When Stephen Hudson brutally murdered divorcee Christine Armstrong, he claimed he had strangled her through grief after seeing the face of his dead wife on hers.

Now, from his prison cell, the killer is suing doctors who he blames for causing the death of his wife Fiona.

Father-of-two Hudson was jailed for life in 1989 after strangling 41-year-old interior designer Miss Armstrong.

Her charred body was found in a shallow grave, discovered after Hudson confessed to police.

When he was cornered he told police he strangled her after seeing the face of his wife Fiona who had died of a heart attack aged just 27 only six months earlier.

He admitted strangling Miss Armstrong, but claimed manslaughter on the grounds of diminished responsibility, blaming extreme grief for causing the personality disorder.

The prosecution dismissed his claim as a sham and said he made up the story to cover his tracks when he was caught.

Yesterday, Hudson, 43, was back in the dock to claim damages against Sunderland Health Authority, which he blames for his wife's death.

At a hearing at Newcastle County Court he claimed that doctors sent his wife home with an indigestion pill and didn't realise she was having a heart attack.

The court heard how Fiona Hudson died in the early hours of August 5, 1998 after being sent home from hospital.

But she took ill in a taxi on her way home with her husband to Carrick Court, Sunderland, and had to be rushed back by ambulance.

Hudson claimed that staff had made his wife feel like a "burden".

********************

**Description of the task**
Copy the entire news report on Stephen Hudson word for word. The records have nothing to do with this text.

Dataset entries:
********************

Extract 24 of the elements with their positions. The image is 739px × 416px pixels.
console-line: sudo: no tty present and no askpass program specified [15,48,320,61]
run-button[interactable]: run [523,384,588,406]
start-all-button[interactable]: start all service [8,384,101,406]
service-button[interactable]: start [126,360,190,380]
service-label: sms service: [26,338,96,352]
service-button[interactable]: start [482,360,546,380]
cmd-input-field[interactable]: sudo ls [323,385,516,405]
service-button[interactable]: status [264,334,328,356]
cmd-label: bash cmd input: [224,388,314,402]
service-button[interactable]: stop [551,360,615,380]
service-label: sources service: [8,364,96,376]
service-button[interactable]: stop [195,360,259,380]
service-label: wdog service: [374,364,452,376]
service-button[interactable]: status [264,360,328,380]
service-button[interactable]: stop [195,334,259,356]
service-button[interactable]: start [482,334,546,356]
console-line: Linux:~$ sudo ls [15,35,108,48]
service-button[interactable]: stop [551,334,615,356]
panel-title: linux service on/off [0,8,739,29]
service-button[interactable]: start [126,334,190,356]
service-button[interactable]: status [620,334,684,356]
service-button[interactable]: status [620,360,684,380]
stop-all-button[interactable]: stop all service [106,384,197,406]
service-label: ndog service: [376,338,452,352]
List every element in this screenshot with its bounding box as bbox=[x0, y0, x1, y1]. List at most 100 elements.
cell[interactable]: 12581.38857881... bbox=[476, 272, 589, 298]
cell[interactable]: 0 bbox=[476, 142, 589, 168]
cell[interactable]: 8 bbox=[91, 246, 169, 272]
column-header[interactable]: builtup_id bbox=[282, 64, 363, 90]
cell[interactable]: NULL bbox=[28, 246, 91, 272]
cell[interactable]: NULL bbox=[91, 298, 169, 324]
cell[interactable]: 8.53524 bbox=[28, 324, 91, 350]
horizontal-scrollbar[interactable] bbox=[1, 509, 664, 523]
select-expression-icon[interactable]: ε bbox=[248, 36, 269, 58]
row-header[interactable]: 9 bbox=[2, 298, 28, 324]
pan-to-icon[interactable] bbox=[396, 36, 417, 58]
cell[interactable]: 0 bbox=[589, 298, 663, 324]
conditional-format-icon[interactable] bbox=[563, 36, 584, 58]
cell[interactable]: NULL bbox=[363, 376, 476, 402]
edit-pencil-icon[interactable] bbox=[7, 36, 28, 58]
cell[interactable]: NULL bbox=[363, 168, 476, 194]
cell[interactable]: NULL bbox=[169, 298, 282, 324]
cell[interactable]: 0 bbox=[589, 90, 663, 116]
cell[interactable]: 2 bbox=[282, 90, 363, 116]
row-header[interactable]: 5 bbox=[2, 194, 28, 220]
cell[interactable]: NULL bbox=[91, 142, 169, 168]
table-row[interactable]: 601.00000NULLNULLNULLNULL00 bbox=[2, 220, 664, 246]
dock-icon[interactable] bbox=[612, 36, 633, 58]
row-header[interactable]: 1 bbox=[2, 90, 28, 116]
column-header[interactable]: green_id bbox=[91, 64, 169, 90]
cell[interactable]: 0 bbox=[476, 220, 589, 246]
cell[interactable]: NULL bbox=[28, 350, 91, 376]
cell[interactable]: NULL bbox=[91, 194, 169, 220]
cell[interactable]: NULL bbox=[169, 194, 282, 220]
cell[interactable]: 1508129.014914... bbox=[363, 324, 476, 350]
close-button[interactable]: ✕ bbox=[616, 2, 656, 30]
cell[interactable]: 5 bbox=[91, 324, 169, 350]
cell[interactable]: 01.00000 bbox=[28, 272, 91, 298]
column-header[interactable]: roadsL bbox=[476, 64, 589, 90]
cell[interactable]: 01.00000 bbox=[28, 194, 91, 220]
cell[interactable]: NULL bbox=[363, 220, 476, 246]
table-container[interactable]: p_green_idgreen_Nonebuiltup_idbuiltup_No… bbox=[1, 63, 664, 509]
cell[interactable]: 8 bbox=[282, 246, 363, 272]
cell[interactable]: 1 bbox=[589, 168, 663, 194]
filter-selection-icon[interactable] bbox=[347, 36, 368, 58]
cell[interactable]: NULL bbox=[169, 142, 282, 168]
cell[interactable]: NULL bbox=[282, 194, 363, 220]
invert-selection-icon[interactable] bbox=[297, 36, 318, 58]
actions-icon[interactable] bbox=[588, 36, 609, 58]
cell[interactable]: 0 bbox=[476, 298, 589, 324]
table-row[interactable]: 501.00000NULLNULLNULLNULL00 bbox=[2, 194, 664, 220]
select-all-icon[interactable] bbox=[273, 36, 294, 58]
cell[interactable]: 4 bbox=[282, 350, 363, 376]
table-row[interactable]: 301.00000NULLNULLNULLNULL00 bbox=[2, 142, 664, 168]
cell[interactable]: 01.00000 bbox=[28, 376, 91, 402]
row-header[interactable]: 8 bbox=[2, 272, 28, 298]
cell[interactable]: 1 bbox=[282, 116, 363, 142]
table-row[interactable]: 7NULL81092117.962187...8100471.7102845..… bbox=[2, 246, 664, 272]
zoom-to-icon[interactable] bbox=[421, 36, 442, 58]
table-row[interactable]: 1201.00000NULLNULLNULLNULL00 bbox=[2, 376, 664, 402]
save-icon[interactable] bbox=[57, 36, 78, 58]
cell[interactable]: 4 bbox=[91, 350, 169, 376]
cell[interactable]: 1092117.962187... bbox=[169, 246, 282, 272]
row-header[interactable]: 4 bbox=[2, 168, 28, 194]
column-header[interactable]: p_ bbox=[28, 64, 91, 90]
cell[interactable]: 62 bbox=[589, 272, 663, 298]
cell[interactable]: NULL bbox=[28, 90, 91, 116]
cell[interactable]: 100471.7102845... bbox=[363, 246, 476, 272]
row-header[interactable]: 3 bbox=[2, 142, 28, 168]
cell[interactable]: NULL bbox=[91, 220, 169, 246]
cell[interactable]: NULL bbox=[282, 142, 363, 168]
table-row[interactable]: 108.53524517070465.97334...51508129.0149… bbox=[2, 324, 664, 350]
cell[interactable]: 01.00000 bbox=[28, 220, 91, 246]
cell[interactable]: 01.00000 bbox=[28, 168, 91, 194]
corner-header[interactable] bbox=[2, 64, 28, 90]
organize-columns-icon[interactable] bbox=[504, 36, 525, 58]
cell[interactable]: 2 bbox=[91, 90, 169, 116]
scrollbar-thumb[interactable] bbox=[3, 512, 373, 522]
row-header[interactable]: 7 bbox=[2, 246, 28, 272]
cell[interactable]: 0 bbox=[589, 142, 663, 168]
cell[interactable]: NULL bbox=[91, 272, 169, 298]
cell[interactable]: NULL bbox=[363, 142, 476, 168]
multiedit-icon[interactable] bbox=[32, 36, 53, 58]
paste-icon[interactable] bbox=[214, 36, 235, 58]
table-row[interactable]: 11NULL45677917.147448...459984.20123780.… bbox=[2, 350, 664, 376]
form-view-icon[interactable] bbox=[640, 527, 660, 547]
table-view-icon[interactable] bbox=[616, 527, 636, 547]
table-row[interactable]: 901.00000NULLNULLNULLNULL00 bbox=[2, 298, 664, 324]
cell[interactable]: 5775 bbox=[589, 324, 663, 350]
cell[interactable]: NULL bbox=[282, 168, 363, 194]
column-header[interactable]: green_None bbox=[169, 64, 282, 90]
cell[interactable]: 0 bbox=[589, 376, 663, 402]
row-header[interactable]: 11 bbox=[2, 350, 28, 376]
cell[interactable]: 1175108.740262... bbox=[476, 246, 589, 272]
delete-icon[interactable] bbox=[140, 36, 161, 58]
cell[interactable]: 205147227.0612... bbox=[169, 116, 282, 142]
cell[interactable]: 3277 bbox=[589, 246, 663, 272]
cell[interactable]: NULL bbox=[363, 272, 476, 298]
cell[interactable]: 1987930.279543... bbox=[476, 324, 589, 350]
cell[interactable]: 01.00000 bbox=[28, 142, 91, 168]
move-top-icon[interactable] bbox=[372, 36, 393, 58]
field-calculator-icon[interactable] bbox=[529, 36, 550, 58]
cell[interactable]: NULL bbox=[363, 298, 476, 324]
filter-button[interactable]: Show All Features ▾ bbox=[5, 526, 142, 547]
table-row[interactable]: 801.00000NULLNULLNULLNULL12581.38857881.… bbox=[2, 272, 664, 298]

********************

**Solution to this task**
When Stephen Hudson brutally murdered divorcee Christine Armstrong, he claimed he had strangled her through grief after seeing the face of his dead wife on hers.

Now, from his prison cell, the killer is suing doctors who he blames for causing the death of his wife Fiona.

Father-of-two Hudson was jailed for life in 1989 after strangling 41-year-old interior designer Miss Armstrong.

Her charred body was found in a shallow grave, discovered after Hudson confessed to police.

When he was cornered he told police he strangled her after seeing the face of his wife Fiona who had died of a heart attack aged just 27 only six months earlier.

He admitted strangling Miss Armstrong, but claimed manslaughter on the grounds of diminished responsibility, blaming extreme grief for causing the personality disorder.

The prosecution dismissed his claim as a sham and said he made up the story to cover his tracks when he was caught.

Yesterday, Hudson, 43, was back in the dock to claim damages against Sunderland Health Authority, which he blames for his wife's death.

At a hearing at Newcastle County Court he claimed that doctors sent his wife home with an indigestion pill and didn't realise she was having a heart attack.

The court heard how Fiona Hudson died in the early hours of August 5, 1998 after being sent home from hospital.

But she took ill in a taxi on her way home with her husband to Carrick Court, Sunderland, and had to be rushed back by ambulance.

Hudson claimed that staff had made his wife feel like a "burden".